◆ EXERCISE DESCRIPTION: Every record below should be printed exactly as it appears.

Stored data
┄┄┄┄┄┄┄┄┄┄┄┄┄┄┄┄┄┄┄┄
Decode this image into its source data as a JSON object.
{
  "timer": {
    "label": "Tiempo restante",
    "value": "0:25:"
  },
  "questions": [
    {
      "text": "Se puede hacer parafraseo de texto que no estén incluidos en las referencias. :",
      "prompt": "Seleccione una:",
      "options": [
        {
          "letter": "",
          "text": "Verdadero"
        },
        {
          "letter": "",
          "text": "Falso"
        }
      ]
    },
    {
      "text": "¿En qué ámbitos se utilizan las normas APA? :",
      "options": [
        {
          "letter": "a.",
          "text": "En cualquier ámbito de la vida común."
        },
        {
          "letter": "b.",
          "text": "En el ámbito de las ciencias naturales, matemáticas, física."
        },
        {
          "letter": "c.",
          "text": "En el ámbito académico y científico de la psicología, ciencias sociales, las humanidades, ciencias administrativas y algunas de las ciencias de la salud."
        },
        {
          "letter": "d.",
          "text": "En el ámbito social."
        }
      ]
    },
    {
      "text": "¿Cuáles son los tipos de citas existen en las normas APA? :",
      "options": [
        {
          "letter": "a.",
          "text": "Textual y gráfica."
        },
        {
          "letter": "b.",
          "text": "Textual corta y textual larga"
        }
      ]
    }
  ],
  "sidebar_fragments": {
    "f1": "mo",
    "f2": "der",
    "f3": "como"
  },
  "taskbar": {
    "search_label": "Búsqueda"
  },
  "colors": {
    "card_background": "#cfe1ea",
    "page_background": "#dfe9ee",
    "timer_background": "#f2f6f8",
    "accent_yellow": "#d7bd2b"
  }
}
┄┄┄┄┄┄┄┄┄┄┄┄┄┄┄┄┄┄┄┄
◆ FINAL ANSWER:
Decode this image into its source data as a JSON object.
{
  "timer": {
    "label": "Tiempo restante",
    "value": "0:25:"
  },
  "questions": [
    {
      "text": "Se puede hacer parafraseo de texto que no estén incluidos en las referencias. :",
      "prompt": "Seleccione una:",
      "options": [
        {
          "letter": "",
          "text": "Verdadero"
        },
        {
          "letter": "",
          "text": "Falso"
        }
      ]
    },
    {
      "text": "¿En qué ámbitos se utilizan las normas APA? :",
      "options": [
        {
          "letter": "a.",
          "text": "En cualquier ámbito de la vida común."
        },
        {
          "letter": "b.",
          "text": "En el ámbito de las ciencias naturales, matemáticas, física."
        },
        {
          "letter": "c.",
          "text": "En el ámbito académico y científico de la psicología, ciencias sociales, las humanidades, ciencias administrativas y algunas de las ciencias de la salud."
        },
        {
          "letter": "d.",
          "text": "En el ámbito social."
        }
      ]
    },
    {
      "text": "¿Cuáles son los tipos de citas existen en las normas APA? :",
      "options": [
        {
          "letter": "a.",
          "text": "Textual y gráfica."
        },
        {
          "letter": "b.",
          "text": "Textual corta y textual larga"
        }
      ]
    }
  ],
  "sidebar_fragments": {
    "f1": "mo",
    "f2": "der",
    "f3": "como"
  },
  "taskbar": {
    "search_label": "Búsqueda"
  },
  "colors": {
    "card_background": "#cfe1ea",
    "page_background": "#dfe9ee",
    "timer_background": "#f2f6f8",
    "accent_yellow": "#d7bd2b"
  }
}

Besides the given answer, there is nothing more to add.